#### Goal of the exercise:
Gather every line that includes the word "Servo", please.

• • •

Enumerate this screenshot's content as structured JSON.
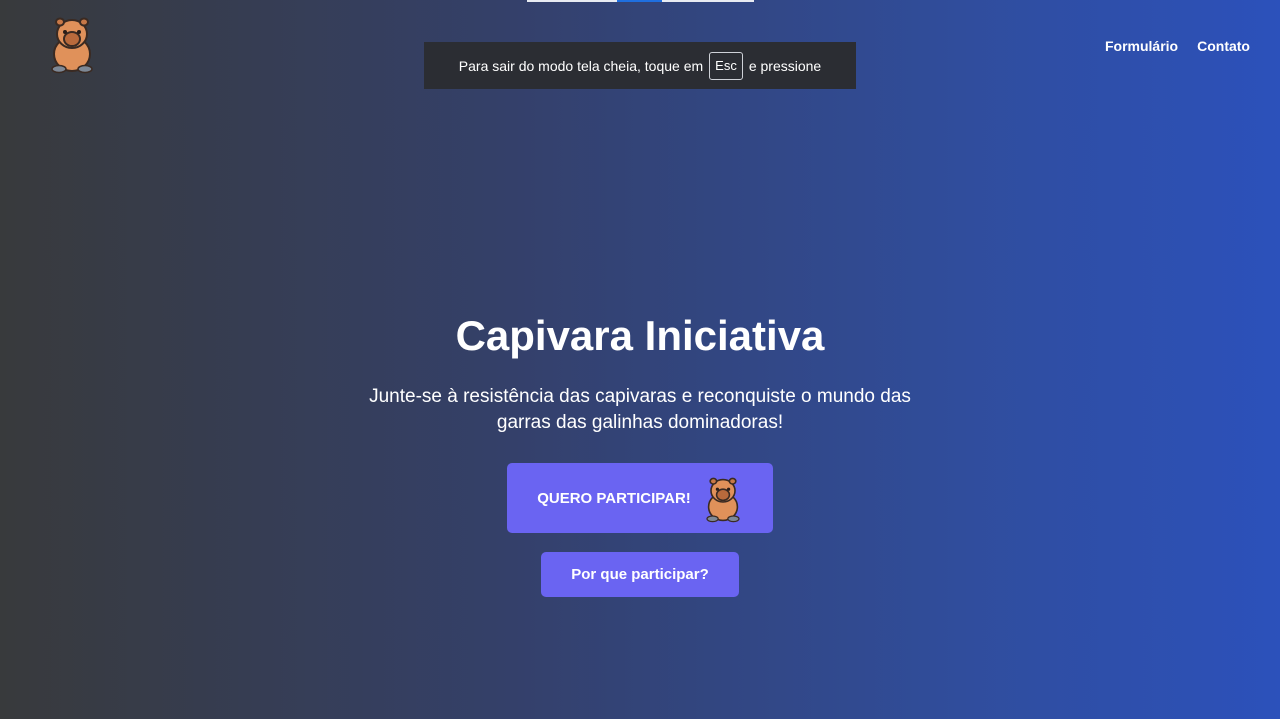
{
  "header": {
    "logo_icon": "capybara-icon",
    "nav": [
      {
        "label": "Formulário"
      },
      {
        "label": "Contato"
      }
    ]
  },
  "fullscreen_notice": {
    "before": "Para sair do modo tela cheia, toque em",
    "key": "Esc",
    "after": "e pressione"
  },
  "hero": {
    "title": "Capivara Iniciativa",
    "subtitle": "Junte-se à resistência das capivaras e reconquiste o mundo das garras das galinhas dominadoras!",
    "primary_button": {
      "label": "QUERO PARTICIPAR!",
      "icon": "capybara-icon"
    },
    "secondary_button": {
      "label": "Por que participar?"
    }
  },
  "colors": {
    "button": "#6a64f2",
    "background_start": "#383a3c",
    "background_end": "#2c51bb",
    "toast": "#2b2d33"
  }
}
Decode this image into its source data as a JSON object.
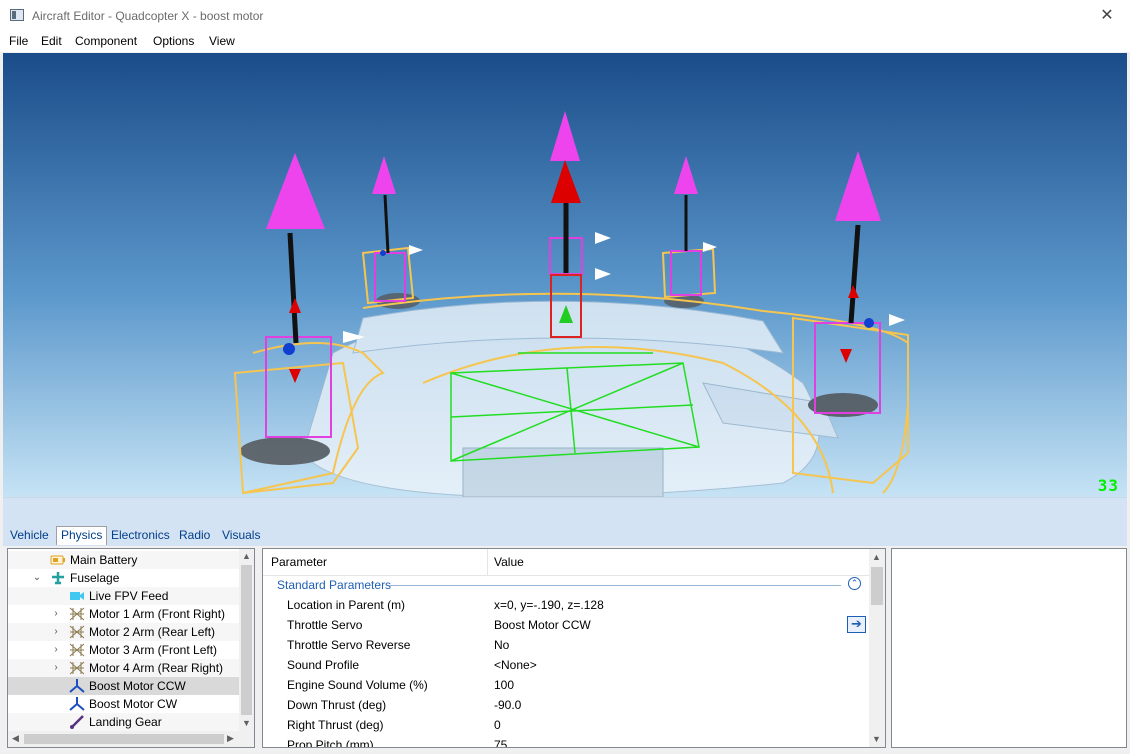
{
  "window": {
    "title": "Aircraft Editor - Quadcopter X - boost motor",
    "close_glyph": "✕"
  },
  "menu": [
    "File",
    "Edit",
    "Component",
    "Options",
    "View"
  ],
  "viewport": {
    "fps_counter": "33",
    "background_top": "#1a4c8a",
    "background_bottom": "#c6e3f5"
  },
  "tabs": [
    {
      "label": "Vehicle",
      "active": false
    },
    {
      "label": "Physics",
      "active": true
    },
    {
      "label": "Electronics",
      "active": false
    },
    {
      "label": "Radio",
      "active": false
    },
    {
      "label": "Visuals",
      "active": false
    }
  ],
  "tree": {
    "items": [
      {
        "label": "Main Battery",
        "icon": "battery-icon",
        "expander": ""
      },
      {
        "label": "Fuselage",
        "icon": "airplane-icon",
        "expander": "⌄"
      },
      {
        "label": "Live FPV Feed",
        "icon": "camera-icon",
        "expander": ""
      },
      {
        "label": "Motor 1 Arm (Front Right)",
        "icon": "truss-arm-icon",
        "expander": "›"
      },
      {
        "label": "Motor 2 Arm (Rear Left)",
        "icon": "truss-arm-icon",
        "expander": "›"
      },
      {
        "label": "Motor 3 Arm (Front Left)",
        "icon": "truss-arm-icon",
        "expander": "›"
      },
      {
        "label": "Motor 4 Arm (Rear Right)",
        "icon": "truss-arm-icon",
        "expander": "›"
      },
      {
        "label": "Boost Motor CCW",
        "icon": "propeller-icon",
        "expander": "",
        "selected": true
      },
      {
        "label": "Boost Motor CW",
        "icon": "propeller-icon",
        "expander": ""
      },
      {
        "label": "Landing Gear",
        "icon": "landing-gear-icon",
        "expander": ""
      }
    ]
  },
  "properties": {
    "col_parameter": "Parameter",
    "col_value": "Value",
    "section": "Standard Parameters",
    "collapse_glyph": "⌃",
    "goto_glyph": "➔",
    "rows": [
      {
        "name": "Location in Parent (m)",
        "value": "x=0, y=-.190, z=.128"
      },
      {
        "name": "Throttle Servo",
        "value": "Boost Motor CCW"
      },
      {
        "name": "Throttle Servo Reverse",
        "value": "No"
      },
      {
        "name": "Sound Profile",
        "value": "<None>"
      },
      {
        "name": "Engine Sound Volume (%)",
        "value": "100"
      },
      {
        "name": "Down Thrust (deg)",
        "value": "-90.0"
      },
      {
        "name": "Right Thrust (deg)",
        "value": "0"
      },
      {
        "name": "Prop Pitch (mm)",
        "value": "75"
      }
    ]
  },
  "scroll": {
    "up": "▲",
    "down": "▼",
    "left": "◀",
    "right": "▶"
  }
}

• • •

#### Solution for this problem:
        "name": "Throttle Servo",
        "name": "Throttle Servo Reverse",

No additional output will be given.